• Your instructions
Which lines include the word "nach"? Copy each of them.

• Records shown

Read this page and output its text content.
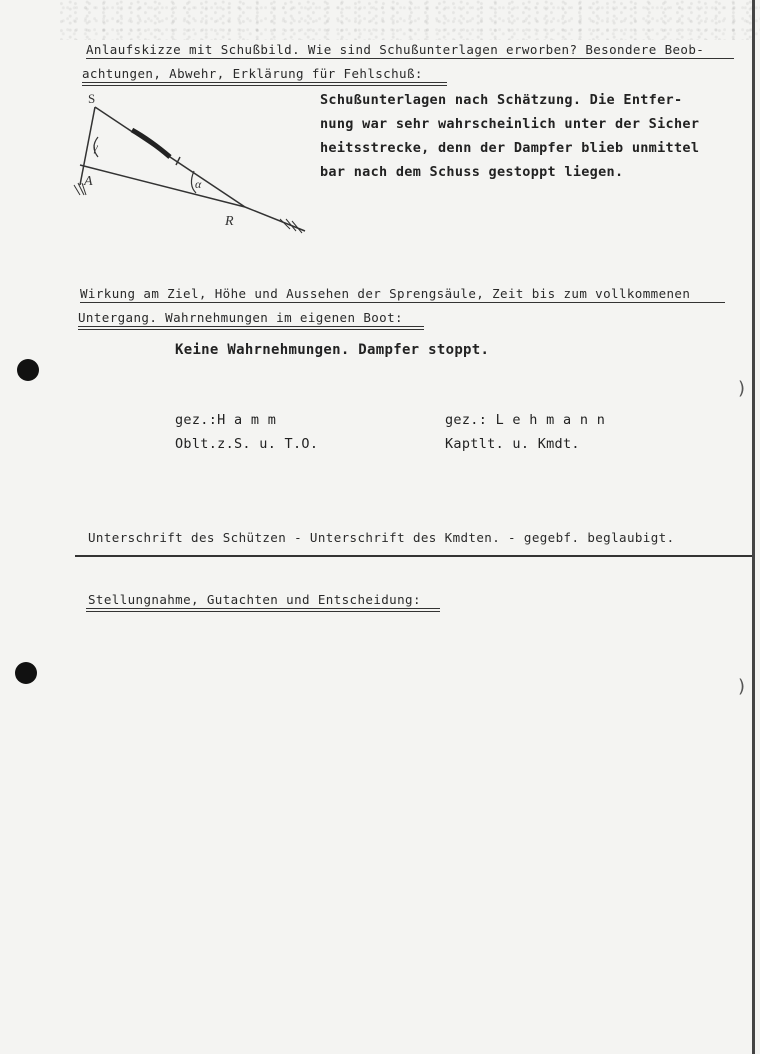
)
)
Anlaufskizze mit Schußbild. Wie sind Schußunterlagen erworben? Besondere Beob-
achtungen, Abwehr, Erklärung für Fehlschuß:
S
A
R
γ
α
Schußunterlagen nach Schätzung. Die Entfer-
nung war sehr wahrscheinlich unter der Sicher
heitsstrecke, denn der Dampfer blieb unmittel
bar nach dem Schuss gestoppt liegen.
Wirkung am Ziel, Höhe und Aussehen der Sprengsäule, Zeit bis zum vollkommenen
Untergang. Wahrnehmungen im eigenen Boot:
Keine Wahrnehmungen. Dampfer stoppt.
gez.:H a m m
Oblt.z.S. u. T.O.
gez.: L e h m a n n
Kaptlt. u. Kmdt.
Unterschrift des Schützen - Unterschrift des Kmdten. - gegebf. beglaubigt.
Stellungnahme, Gutachten und Entscheidung:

• Exercise output
Schußunterlagen nach Schätzung. Die Entfer-
bar nach dem Schuss gestoppt liegen.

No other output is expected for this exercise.